## Record extracts
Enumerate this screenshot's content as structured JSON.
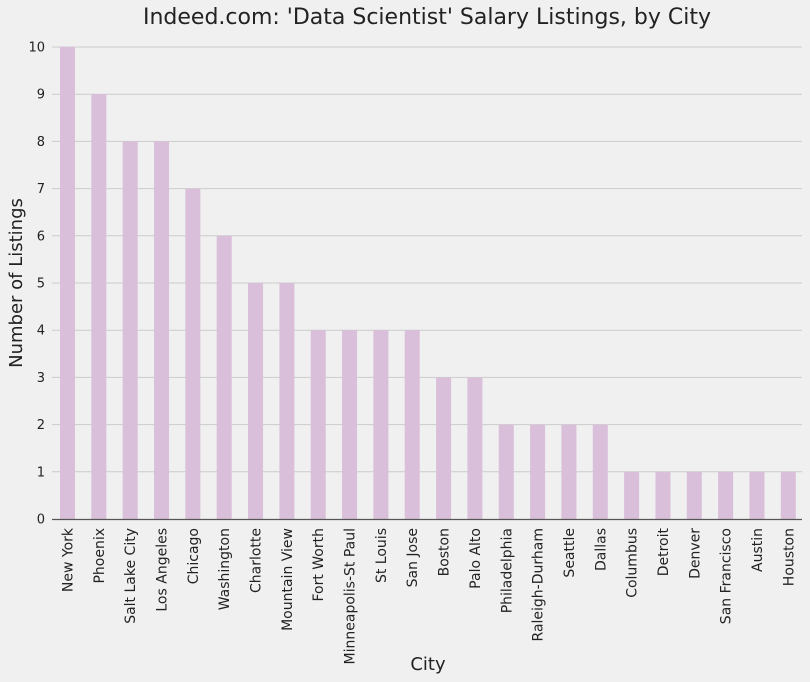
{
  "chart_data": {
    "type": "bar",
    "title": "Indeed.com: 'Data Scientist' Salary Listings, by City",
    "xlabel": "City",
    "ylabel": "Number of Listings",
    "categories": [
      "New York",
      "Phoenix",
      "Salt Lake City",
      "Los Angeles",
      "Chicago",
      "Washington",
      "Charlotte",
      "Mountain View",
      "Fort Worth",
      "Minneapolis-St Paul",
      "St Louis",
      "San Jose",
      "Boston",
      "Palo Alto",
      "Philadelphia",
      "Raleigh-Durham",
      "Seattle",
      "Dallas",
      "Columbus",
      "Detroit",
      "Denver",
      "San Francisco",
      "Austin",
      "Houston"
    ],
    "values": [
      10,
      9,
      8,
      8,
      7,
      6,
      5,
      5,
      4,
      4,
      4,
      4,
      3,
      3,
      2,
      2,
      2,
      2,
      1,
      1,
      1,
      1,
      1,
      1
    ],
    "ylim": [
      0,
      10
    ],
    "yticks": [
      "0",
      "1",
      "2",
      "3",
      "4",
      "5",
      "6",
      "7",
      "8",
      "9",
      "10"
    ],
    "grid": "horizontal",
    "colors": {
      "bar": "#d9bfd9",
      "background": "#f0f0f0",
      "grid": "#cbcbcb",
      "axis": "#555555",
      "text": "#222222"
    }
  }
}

--

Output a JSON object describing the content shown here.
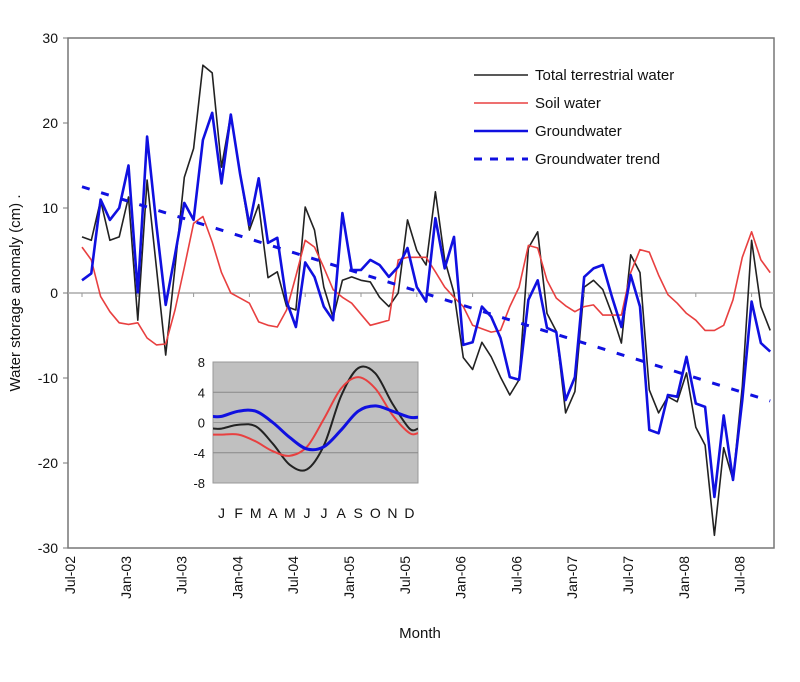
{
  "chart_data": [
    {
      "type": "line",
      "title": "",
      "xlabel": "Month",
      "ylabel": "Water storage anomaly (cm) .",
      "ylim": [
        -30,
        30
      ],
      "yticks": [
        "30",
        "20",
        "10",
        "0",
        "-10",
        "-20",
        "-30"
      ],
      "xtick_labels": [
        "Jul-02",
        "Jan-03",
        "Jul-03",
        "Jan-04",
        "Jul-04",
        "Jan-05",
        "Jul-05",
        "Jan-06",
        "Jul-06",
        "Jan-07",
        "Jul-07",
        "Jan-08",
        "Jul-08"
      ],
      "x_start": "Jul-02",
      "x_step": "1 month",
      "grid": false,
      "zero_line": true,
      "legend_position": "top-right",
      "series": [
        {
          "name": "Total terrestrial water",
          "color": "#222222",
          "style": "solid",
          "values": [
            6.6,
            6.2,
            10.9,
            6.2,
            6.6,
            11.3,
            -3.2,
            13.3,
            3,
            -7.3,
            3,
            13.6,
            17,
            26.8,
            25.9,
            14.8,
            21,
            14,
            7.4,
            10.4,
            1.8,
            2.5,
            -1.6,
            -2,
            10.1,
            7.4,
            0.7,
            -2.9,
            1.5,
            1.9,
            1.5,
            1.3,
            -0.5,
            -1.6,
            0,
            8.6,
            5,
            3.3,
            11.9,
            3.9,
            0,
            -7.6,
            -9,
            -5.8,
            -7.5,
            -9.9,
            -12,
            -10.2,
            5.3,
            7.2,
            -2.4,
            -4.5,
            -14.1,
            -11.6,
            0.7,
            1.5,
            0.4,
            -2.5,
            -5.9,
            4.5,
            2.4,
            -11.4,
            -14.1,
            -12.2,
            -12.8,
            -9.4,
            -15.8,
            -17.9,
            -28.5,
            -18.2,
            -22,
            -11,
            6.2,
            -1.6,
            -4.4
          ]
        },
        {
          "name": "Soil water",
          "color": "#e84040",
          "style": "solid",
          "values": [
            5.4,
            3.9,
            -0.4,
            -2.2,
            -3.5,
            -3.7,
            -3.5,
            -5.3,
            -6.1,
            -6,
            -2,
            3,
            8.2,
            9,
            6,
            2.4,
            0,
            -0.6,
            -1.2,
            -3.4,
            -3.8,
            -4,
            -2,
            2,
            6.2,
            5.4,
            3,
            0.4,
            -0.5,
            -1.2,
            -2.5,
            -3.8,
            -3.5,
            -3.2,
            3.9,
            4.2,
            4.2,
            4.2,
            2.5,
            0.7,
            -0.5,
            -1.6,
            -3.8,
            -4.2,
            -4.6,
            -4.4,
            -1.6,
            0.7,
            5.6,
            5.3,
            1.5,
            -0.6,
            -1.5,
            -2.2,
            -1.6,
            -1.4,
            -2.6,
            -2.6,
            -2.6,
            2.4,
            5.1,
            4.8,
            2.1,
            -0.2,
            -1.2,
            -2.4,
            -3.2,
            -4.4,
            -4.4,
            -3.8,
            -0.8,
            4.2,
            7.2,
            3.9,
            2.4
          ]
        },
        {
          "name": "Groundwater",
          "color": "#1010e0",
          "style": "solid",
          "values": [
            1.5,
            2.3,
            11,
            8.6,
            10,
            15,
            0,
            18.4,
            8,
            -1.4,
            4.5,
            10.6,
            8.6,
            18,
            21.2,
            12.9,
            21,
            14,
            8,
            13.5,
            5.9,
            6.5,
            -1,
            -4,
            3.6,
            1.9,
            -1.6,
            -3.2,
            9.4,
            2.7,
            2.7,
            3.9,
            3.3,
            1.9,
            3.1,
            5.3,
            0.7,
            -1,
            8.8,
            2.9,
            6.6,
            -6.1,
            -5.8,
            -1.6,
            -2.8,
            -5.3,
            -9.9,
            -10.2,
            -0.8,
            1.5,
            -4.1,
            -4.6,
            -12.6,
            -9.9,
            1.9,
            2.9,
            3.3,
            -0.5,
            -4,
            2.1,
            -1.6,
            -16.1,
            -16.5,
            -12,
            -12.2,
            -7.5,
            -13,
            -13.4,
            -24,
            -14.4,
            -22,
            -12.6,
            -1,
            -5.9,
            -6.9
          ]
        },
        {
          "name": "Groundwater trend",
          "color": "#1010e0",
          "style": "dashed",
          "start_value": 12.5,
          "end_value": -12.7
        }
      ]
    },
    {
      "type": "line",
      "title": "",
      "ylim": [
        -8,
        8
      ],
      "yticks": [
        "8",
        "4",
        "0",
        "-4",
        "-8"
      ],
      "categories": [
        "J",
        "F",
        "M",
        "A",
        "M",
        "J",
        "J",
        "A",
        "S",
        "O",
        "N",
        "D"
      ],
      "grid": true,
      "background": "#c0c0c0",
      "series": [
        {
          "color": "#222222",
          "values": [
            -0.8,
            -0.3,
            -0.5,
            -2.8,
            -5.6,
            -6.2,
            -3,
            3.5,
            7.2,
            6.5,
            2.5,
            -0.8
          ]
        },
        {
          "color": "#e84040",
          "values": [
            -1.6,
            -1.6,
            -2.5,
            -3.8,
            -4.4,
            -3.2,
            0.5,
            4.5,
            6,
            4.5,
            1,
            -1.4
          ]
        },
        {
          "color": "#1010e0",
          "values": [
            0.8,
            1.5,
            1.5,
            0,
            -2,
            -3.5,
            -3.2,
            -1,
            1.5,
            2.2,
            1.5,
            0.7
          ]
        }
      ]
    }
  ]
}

## Task
The word "name" may appear on some lines. Report how many lines hold it, giving the number alone.

## Output of the task
4